■ Given instruction:
Below are entries. Pull out all lines containing "title".

---- Dataset records

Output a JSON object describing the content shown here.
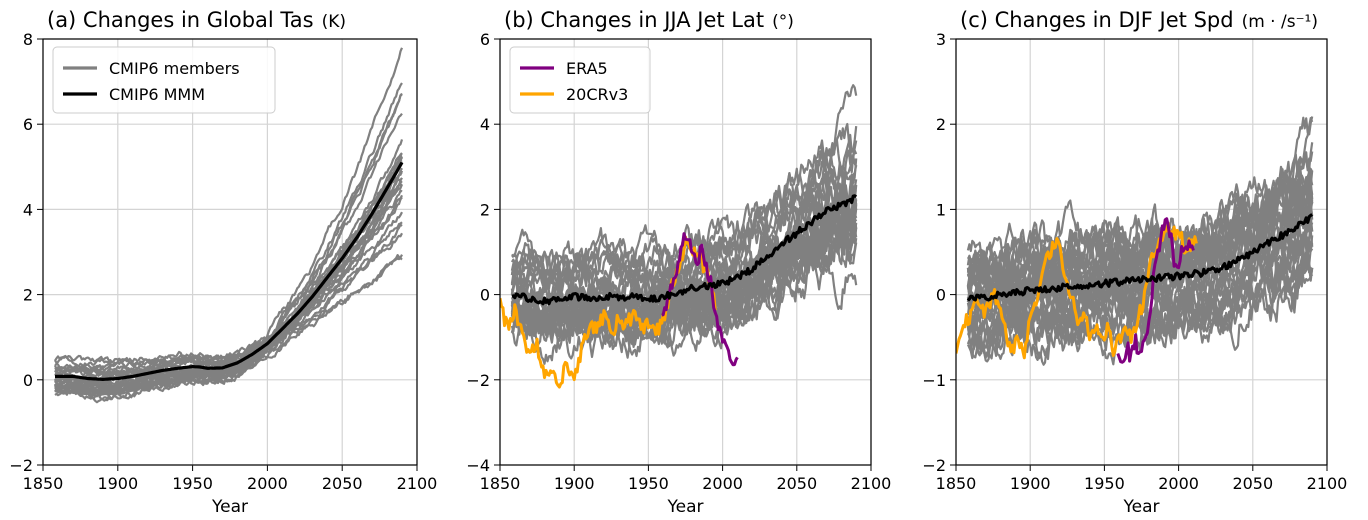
{
  "chart_data": [
    {
      "type": "line",
      "title": "(a) Changes in Global Tas",
      "units": "(K)",
      "xlabel": "Year",
      "ylabel": "",
      "xlim": [
        1850,
        2100
      ],
      "ylim": [
        -2,
        8
      ],
      "xticks": [
        "1850",
        "1900",
        "1950",
        "2000",
        "2050",
        "2100"
      ],
      "yticks": [
        "−2",
        "0",
        "2",
        "4",
        "6",
        "8"
      ],
      "grid": true,
      "legend": {
        "placement": "top-left",
        "entries": [
          "CMIP6 members",
          "CMIP6 MMM"
        ]
      },
      "series": [
        {
          "name": "CMIP6 members",
          "color": "#808080",
          "role": "ensemble",
          "count": 30,
          "spread": [
            0.4,
            0.4,
            0.3,
            0.25,
            0.15,
            0.4,
            0.9,
            1.6
          ]
        },
        {
          "name": "CMIP6 MMM",
          "color": "#000000",
          "role": "mean",
          "x": [
            1858,
            1870,
            1880,
            1890,
            1900,
            1910,
            1920,
            1930,
            1940,
            1950,
            1955,
            1960,
            1970,
            1980,
            1990,
            2000,
            2010,
            2020,
            2030,
            2040,
            2050,
            2060,
            2070,
            2080,
            2090
          ],
          "y": [
            0.08,
            0.08,
            0.03,
            0.01,
            0.03,
            0.08,
            0.15,
            0.22,
            0.27,
            0.31,
            0.3,
            0.27,
            0.28,
            0.4,
            0.6,
            0.85,
            1.2,
            1.55,
            1.95,
            2.4,
            2.85,
            3.35,
            3.9,
            4.5,
            5.1
          ]
        }
      ]
    },
    {
      "type": "line",
      "title": "(b) Changes in JJA Jet Lat",
      "units": "(°)",
      "xlabel": "Year",
      "ylabel": "",
      "xlim": [
        1850,
        2100
      ],
      "ylim": [
        -4,
        6
      ],
      "xticks": [
        "1850",
        "1900",
        "1950",
        "2000",
        "2050",
        "2100"
      ],
      "yticks": [
        "−4",
        "−2",
        "0",
        "2",
        "4",
        "6"
      ],
      "grid": true,
      "legend": {
        "placement": "top-left",
        "entries": [
          "ERA5",
          "20CRv3"
        ]
      },
      "series": [
        {
          "name": "CMIP6 members",
          "color": "#808080",
          "role": "ensemble",
          "count": 32,
          "spread": [
            1.2,
            1.3,
            1.3,
            1.3,
            1.3,
            1.4,
            1.5,
            1.9
          ]
        },
        {
          "name": "CMIP6 MMM",
          "color": "#000000",
          "role": "mean",
          "x": [
            1858,
            1870,
            1880,
            1890,
            1900,
            1910,
            1920,
            1930,
            1940,
            1950,
            1960,
            1970,
            1980,
            1990,
            2000,
            2010,
            2020,
            2030,
            2040,
            2050,
            2060,
            2070,
            2080,
            2090
          ],
          "y": [
            0.0,
            -0.1,
            -0.15,
            -0.1,
            -0.05,
            -0.1,
            -0.05,
            -0.05,
            -0.05,
            -0.1,
            -0.05,
            0.05,
            0.15,
            0.2,
            0.25,
            0.4,
            0.6,
            0.9,
            1.2,
            1.45,
            1.7,
            1.95,
            2.1,
            2.3
          ]
        },
        {
          "name": "20CRv3",
          "color": "#ffa500",
          "role": "reanalysis",
          "x": [
            1850,
            1853,
            1856,
            1860,
            1865,
            1870,
            1875,
            1880,
            1885,
            1890,
            1895,
            1900,
            1905,
            1910,
            1915,
            1920,
            1925,
            1930,
            1935,
            1940,
            1945,
            1950,
            1955,
            1960,
            1965,
            1970,
            1975,
            1980,
            1985,
            1990,
            1995
          ],
          "y": [
            -0.1,
            -0.6,
            -0.8,
            -0.4,
            -0.9,
            -1.4,
            -1.2,
            -1.8,
            -1.7,
            -2.1,
            -1.6,
            -1.9,
            -1.3,
            -0.7,
            -0.8,
            -0.5,
            -0.9,
            -0.6,
            -0.7,
            -0.5,
            -0.8,
            -0.7,
            -0.9,
            -0.6,
            0.1,
            0.6,
            1.2,
            1.0,
            0.9,
            0.4,
            -0.2
          ]
        },
        {
          "name": "ERA5",
          "color": "#800080",
          "role": "reanalysis",
          "x": [
            1959,
            1962,
            1965,
            1968,
            1971,
            1974,
            1977,
            1980,
            1983,
            1986,
            1989,
            1992,
            1995,
            1998,
            2001,
            2004,
            2007,
            2010
          ],
          "y": [
            -0.5,
            -0.2,
            0.2,
            0.5,
            0.9,
            1.4,
            1.3,
            1.0,
            0.8,
            1.1,
            0.6,
            0.3,
            -0.5,
            -0.9,
            -1.2,
            -1.3,
            -1.75,
            -1.6
          ]
        }
      ]
    },
    {
      "type": "line",
      "title": "(c) Changes in DJF Jet Spd",
      "units": "(m · /s⁻¹)",
      "xlabel": "Year",
      "ylabel": "",
      "xlim": [
        1850,
        2100
      ],
      "ylim": [
        -2,
        3
      ],
      "xticks": [
        "1850",
        "1900",
        "1950",
        "2000",
        "2050",
        "2100"
      ],
      "yticks": [
        "−2",
        "−1",
        "0",
        "1",
        "2",
        "3"
      ],
      "grid": true,
      "series": [
        {
          "name": "CMIP6 members",
          "color": "#808080",
          "role": "ensemble",
          "count": 32,
          "spread": [
            0.7,
            0.75,
            0.75,
            0.75,
            0.75,
            0.75,
            0.8,
            0.95
          ]
        },
        {
          "name": "CMIP6 MMM",
          "color": "#000000",
          "role": "mean",
          "x": [
            1858,
            1870,
            1880,
            1890,
            1900,
            1910,
            1920,
            1930,
            1940,
            1950,
            1960,
            1970,
            1980,
            1990,
            2000,
            2010,
            2020,
            2030,
            2040,
            2050,
            2060,
            2070,
            2080,
            2090
          ],
          "y": [
            -0.05,
            -0.03,
            0.0,
            0.02,
            0.05,
            0.07,
            0.08,
            0.1,
            0.12,
            0.13,
            0.15,
            0.17,
            0.18,
            0.2,
            0.22,
            0.24,
            0.27,
            0.32,
            0.4,
            0.5,
            0.6,
            0.7,
            0.8,
            0.92
          ]
        },
        {
          "name": "20CRv3",
          "color": "#ffa500",
          "role": "reanalysis",
          "x": [
            1850,
            1853,
            1856,
            1860,
            1864,
            1868,
            1872,
            1876,
            1880,
            1884,
            1888,
            1892,
            1896,
            1900,
            1904,
            1908,
            1912,
            1916,
            1920,
            1924,
            1928,
            1932,
            1936,
            1940,
            1944,
            1948,
            1952,
            1956,
            1960,
            1964,
            1968,
            1972,
            1976,
            1980,
            1984,
            1988,
            1992,
            1996,
            2000,
            2004,
            2008,
            2012
          ],
          "y": [
            -0.7,
            -0.5,
            -0.3,
            -0.25,
            -0.1,
            -0.2,
            -0.15,
            0.0,
            -0.2,
            -0.5,
            -0.65,
            -0.5,
            -0.7,
            -0.3,
            -0.1,
            0.3,
            0.45,
            0.6,
            0.55,
            0.1,
            0.0,
            -0.3,
            -0.2,
            -0.5,
            -0.35,
            -0.55,
            -0.4,
            -0.65,
            -0.55,
            -0.4,
            -0.5,
            -0.3,
            -0.1,
            0.3,
            0.5,
            0.6,
            0.8,
            0.7,
            0.75,
            0.55,
            0.6,
            0.6
          ]
        },
        {
          "name": "ERA5",
          "color": "#800080",
          "role": "reanalysis",
          "x": [
            1959,
            1962,
            1965,
            1968,
            1971,
            1974,
            1977,
            1980,
            1983,
            1986,
            1989,
            1992,
            1995,
            1998,
            2001,
            2004,
            2007,
            2010
          ],
          "y": [
            -0.7,
            -0.8,
            -0.6,
            -0.75,
            -0.55,
            -0.7,
            -0.5,
            -0.35,
            0.2,
            0.5,
            0.8,
            0.85,
            0.65,
            0.3,
            0.45,
            0.55,
            0.6,
            0.6
          ]
        }
      ]
    }
  ]
}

--------

■ Full solution:
      "title": "(a) Changes in Global Tas",
      "title": "(b) Changes in JJA Jet Lat",
      "title": "(c) Changes in DJF Jet Spd",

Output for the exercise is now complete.